Say how many lines contain "this"; the answer is the number alone.

§ Record extracts
++++++

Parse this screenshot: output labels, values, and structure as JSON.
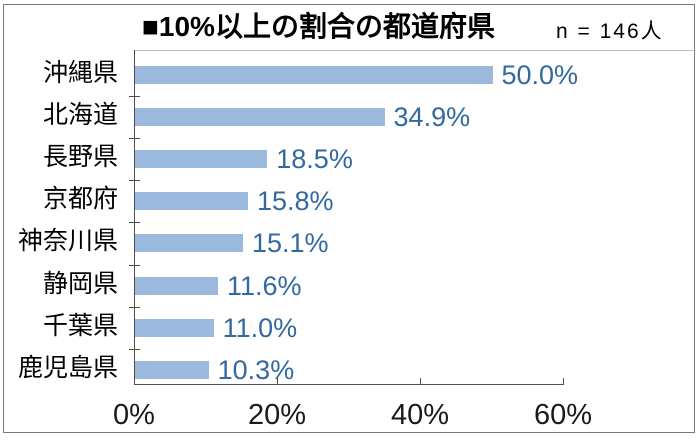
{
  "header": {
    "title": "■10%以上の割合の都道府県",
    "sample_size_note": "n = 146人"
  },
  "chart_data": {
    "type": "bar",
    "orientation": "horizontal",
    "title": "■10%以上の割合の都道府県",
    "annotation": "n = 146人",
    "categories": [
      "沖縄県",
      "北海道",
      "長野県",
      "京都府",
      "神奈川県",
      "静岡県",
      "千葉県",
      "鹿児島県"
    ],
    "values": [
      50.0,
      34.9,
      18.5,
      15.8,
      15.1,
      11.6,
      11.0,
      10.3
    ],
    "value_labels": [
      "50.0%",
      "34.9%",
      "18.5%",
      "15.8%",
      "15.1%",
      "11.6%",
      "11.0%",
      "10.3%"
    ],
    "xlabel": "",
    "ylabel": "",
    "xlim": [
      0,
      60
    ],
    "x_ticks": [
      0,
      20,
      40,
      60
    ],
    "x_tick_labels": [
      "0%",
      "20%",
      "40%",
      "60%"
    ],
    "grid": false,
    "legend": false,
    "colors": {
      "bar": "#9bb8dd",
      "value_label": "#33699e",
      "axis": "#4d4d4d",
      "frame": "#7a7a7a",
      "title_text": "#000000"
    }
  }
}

++++++

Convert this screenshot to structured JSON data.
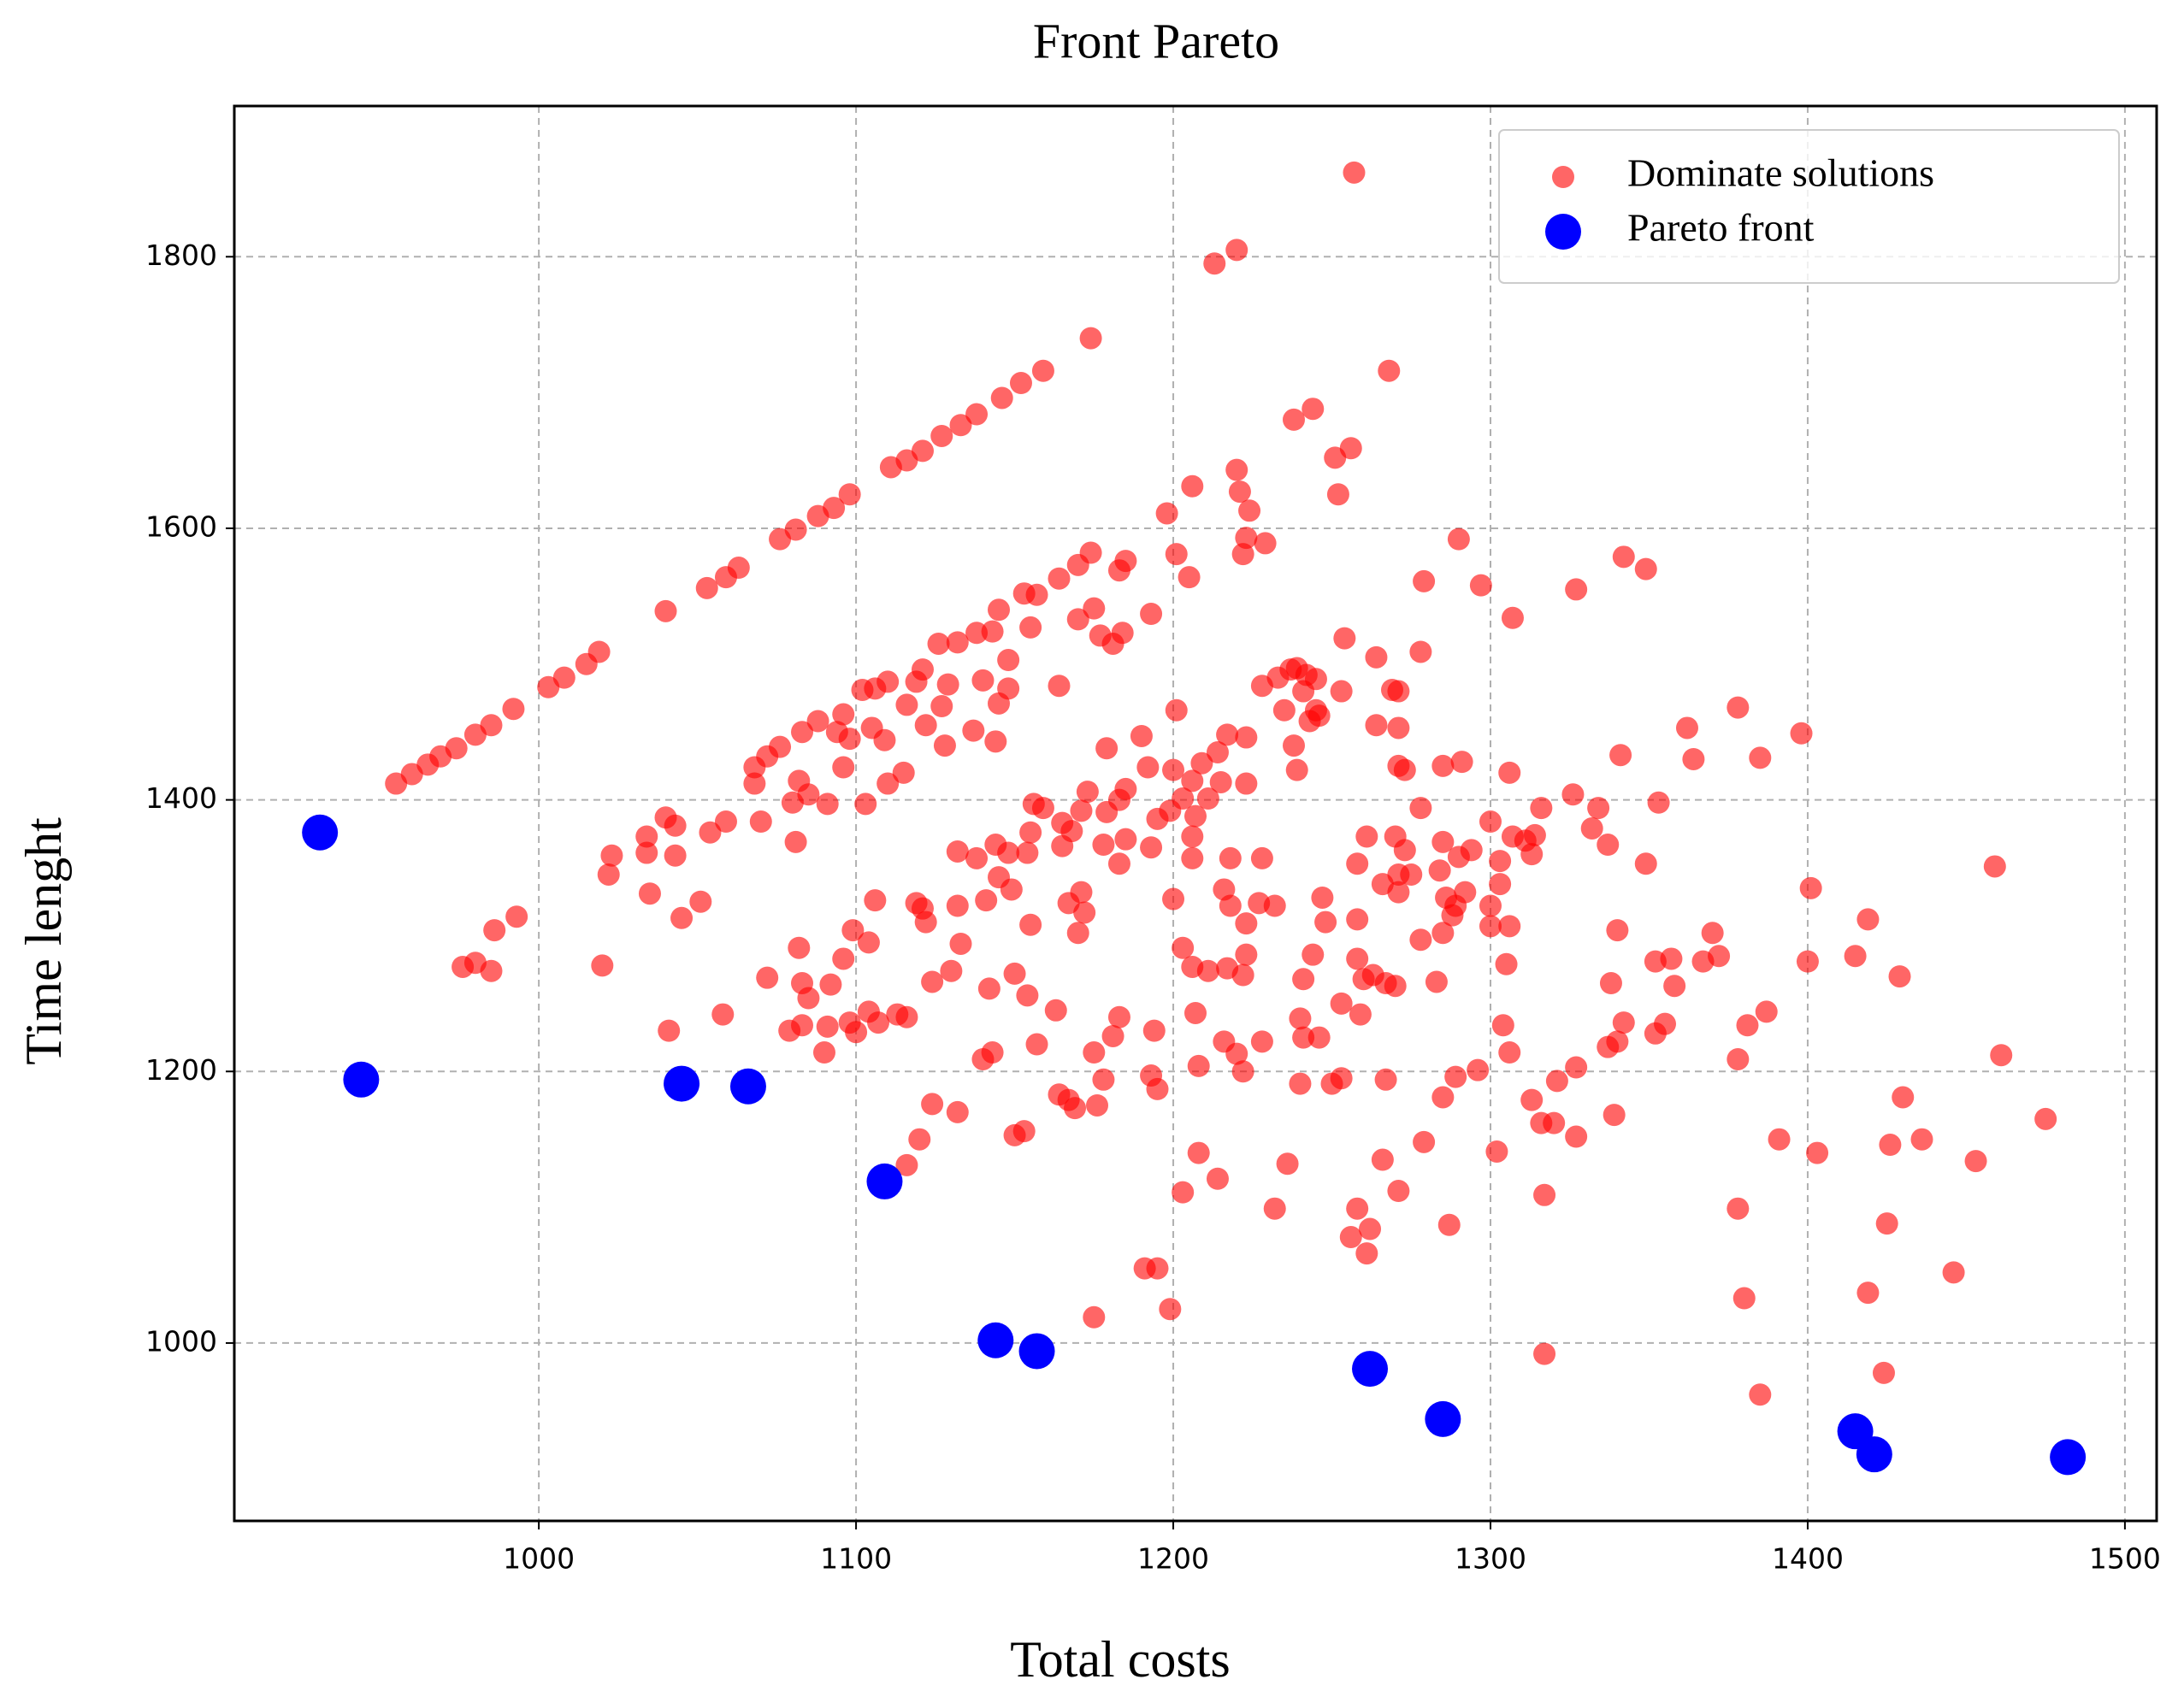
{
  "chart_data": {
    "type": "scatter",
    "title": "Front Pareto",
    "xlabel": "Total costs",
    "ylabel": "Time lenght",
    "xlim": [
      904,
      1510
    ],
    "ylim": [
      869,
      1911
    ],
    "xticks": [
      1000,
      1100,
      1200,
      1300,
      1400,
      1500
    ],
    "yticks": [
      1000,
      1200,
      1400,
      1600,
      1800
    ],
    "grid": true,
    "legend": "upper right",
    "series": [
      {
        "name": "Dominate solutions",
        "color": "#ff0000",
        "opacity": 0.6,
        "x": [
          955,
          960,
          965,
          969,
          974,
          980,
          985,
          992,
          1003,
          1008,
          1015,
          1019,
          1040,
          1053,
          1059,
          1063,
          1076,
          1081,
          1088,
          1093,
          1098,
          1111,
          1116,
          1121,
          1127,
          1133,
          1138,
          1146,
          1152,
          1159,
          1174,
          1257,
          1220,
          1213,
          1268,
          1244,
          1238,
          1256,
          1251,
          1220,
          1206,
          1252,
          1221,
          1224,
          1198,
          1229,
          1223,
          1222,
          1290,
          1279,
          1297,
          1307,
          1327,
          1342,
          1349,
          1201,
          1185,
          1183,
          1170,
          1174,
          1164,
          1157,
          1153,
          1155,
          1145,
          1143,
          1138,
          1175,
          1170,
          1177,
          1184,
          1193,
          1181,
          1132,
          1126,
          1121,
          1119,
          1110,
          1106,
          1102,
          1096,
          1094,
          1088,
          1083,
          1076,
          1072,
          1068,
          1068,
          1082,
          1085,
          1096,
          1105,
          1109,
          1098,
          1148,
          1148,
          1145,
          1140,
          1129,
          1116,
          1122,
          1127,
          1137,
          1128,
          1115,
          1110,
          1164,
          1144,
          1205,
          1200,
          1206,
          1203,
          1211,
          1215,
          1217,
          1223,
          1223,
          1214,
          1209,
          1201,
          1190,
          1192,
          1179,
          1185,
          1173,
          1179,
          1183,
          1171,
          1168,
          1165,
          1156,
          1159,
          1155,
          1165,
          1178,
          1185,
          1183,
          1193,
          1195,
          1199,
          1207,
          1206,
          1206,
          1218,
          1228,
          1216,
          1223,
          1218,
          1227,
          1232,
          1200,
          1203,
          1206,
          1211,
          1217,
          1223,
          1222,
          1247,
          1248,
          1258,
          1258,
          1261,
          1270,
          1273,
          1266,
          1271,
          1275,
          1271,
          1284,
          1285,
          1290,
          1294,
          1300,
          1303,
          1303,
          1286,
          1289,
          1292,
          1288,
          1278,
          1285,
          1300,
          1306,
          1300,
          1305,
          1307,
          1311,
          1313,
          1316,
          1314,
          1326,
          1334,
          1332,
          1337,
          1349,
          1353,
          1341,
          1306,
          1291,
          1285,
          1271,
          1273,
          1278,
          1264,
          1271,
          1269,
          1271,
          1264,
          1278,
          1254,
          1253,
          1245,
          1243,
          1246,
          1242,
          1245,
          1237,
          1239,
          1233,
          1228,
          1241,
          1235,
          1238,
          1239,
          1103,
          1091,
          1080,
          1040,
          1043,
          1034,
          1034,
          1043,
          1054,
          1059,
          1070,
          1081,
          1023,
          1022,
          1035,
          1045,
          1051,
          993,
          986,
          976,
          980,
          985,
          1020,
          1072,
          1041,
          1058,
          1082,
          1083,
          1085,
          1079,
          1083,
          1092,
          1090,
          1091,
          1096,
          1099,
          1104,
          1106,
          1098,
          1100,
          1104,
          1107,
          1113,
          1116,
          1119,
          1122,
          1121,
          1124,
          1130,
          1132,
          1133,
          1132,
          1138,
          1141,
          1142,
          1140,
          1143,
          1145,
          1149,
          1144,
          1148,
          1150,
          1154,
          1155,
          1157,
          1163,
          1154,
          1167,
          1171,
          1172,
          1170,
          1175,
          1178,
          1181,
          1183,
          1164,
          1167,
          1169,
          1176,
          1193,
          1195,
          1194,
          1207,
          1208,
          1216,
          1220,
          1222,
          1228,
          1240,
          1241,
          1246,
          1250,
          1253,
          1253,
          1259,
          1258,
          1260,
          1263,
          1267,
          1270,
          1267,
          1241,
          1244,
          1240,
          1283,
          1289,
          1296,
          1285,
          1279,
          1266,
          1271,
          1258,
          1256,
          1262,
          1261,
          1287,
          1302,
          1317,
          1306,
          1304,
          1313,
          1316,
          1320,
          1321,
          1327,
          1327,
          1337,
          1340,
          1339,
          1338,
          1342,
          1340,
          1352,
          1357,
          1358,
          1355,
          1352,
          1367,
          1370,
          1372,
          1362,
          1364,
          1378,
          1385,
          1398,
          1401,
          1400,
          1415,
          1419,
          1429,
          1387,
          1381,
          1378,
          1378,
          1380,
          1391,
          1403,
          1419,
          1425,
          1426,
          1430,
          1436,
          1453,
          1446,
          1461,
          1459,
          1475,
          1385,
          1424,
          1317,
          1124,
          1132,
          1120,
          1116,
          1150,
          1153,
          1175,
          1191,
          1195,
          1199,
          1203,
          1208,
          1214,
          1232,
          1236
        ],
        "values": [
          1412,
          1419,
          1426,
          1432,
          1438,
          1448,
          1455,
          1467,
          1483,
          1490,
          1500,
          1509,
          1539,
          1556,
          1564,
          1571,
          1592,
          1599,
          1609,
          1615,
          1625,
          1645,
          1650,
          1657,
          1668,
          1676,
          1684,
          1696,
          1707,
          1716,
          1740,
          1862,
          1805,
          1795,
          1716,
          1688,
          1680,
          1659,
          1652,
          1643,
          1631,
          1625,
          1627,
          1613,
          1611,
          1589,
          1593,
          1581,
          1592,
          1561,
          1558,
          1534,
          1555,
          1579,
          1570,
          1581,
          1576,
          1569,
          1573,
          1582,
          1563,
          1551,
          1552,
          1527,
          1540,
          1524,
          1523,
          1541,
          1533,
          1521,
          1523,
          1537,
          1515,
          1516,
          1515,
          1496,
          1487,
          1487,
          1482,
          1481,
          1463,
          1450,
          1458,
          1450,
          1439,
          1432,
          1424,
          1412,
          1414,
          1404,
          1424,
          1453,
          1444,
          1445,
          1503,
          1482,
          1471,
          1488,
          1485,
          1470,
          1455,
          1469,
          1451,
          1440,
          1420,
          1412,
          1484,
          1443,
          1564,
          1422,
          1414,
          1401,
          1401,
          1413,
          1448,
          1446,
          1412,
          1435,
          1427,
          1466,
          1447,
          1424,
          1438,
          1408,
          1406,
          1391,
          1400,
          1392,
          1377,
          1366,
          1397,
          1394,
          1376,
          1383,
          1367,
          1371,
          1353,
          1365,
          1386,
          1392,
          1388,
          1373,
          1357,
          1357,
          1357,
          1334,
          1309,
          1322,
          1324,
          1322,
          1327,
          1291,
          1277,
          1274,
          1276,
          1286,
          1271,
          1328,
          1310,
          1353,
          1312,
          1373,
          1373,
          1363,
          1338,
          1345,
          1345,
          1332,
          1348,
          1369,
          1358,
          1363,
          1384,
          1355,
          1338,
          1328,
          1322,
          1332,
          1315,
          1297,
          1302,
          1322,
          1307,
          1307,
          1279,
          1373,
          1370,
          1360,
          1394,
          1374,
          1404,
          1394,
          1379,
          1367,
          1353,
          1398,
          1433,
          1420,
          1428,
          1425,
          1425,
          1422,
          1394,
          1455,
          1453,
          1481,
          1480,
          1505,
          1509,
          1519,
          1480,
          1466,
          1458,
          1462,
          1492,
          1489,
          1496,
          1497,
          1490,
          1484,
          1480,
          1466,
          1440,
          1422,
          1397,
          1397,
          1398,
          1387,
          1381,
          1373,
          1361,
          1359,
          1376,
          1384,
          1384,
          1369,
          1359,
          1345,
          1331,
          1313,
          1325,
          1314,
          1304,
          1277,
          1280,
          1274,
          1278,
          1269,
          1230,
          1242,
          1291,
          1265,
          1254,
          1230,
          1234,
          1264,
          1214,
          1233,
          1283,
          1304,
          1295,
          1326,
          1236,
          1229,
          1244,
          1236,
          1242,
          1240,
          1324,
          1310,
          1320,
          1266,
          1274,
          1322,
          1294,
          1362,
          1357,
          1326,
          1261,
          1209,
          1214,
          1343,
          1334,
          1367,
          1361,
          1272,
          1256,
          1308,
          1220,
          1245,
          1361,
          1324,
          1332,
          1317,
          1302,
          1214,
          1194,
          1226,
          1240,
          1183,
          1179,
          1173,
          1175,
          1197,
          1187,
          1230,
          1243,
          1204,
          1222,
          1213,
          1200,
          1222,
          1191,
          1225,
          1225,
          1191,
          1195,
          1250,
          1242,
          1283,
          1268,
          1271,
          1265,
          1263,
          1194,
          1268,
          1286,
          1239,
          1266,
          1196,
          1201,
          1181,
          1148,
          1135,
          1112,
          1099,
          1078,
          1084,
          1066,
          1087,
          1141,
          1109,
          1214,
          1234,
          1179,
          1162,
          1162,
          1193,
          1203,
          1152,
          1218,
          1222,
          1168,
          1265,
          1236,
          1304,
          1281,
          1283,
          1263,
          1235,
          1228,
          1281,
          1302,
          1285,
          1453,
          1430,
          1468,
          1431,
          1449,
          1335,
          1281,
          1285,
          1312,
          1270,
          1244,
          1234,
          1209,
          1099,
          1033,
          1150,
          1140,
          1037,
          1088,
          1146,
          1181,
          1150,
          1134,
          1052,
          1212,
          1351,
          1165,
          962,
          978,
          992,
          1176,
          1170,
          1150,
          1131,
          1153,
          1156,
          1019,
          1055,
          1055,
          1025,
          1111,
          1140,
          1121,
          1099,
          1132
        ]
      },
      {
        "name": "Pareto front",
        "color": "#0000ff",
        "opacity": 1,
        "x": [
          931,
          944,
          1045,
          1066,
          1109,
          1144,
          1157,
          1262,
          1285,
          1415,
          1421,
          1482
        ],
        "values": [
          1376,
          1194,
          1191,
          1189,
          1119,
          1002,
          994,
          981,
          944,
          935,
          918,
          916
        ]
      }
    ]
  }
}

++++++

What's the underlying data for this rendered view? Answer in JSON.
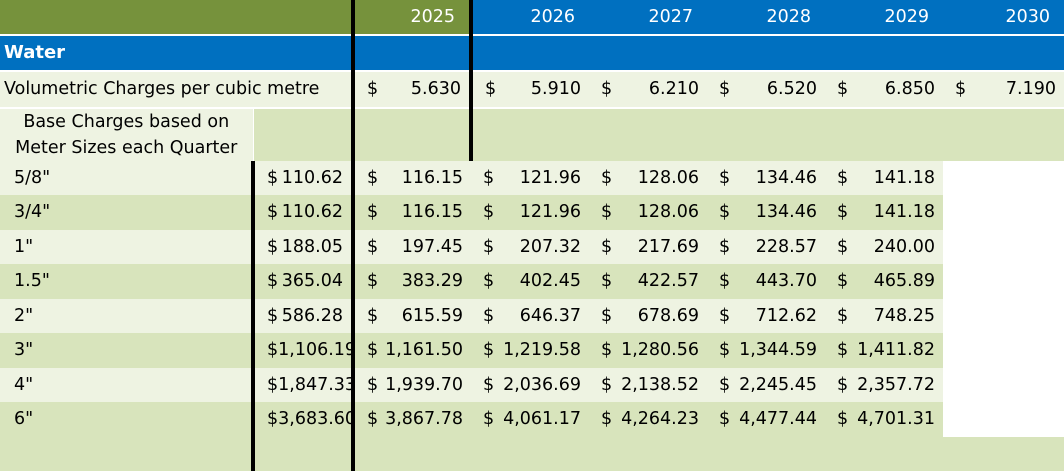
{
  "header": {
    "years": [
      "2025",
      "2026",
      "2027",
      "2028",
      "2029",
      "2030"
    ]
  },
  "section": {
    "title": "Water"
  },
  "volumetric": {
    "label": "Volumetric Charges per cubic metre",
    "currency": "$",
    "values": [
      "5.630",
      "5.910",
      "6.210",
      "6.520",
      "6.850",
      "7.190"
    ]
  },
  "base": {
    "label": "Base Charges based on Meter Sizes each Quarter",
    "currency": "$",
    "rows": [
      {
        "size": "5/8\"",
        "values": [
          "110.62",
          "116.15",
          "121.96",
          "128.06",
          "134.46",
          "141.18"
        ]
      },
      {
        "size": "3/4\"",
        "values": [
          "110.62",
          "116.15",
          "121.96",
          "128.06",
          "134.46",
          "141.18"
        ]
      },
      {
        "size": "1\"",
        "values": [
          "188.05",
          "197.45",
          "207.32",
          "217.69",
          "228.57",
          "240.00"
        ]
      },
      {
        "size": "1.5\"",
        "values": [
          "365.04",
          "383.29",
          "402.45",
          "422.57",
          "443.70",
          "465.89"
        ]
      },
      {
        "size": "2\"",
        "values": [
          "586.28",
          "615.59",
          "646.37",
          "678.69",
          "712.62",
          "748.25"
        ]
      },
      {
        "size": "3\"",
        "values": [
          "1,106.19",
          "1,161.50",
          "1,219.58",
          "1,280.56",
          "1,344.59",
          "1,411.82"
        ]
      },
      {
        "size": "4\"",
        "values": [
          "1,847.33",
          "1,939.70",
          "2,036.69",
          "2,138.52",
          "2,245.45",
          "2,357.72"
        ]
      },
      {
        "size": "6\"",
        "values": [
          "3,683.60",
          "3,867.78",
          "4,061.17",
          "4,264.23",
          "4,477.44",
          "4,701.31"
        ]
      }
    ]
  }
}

++++++

§ Reply
3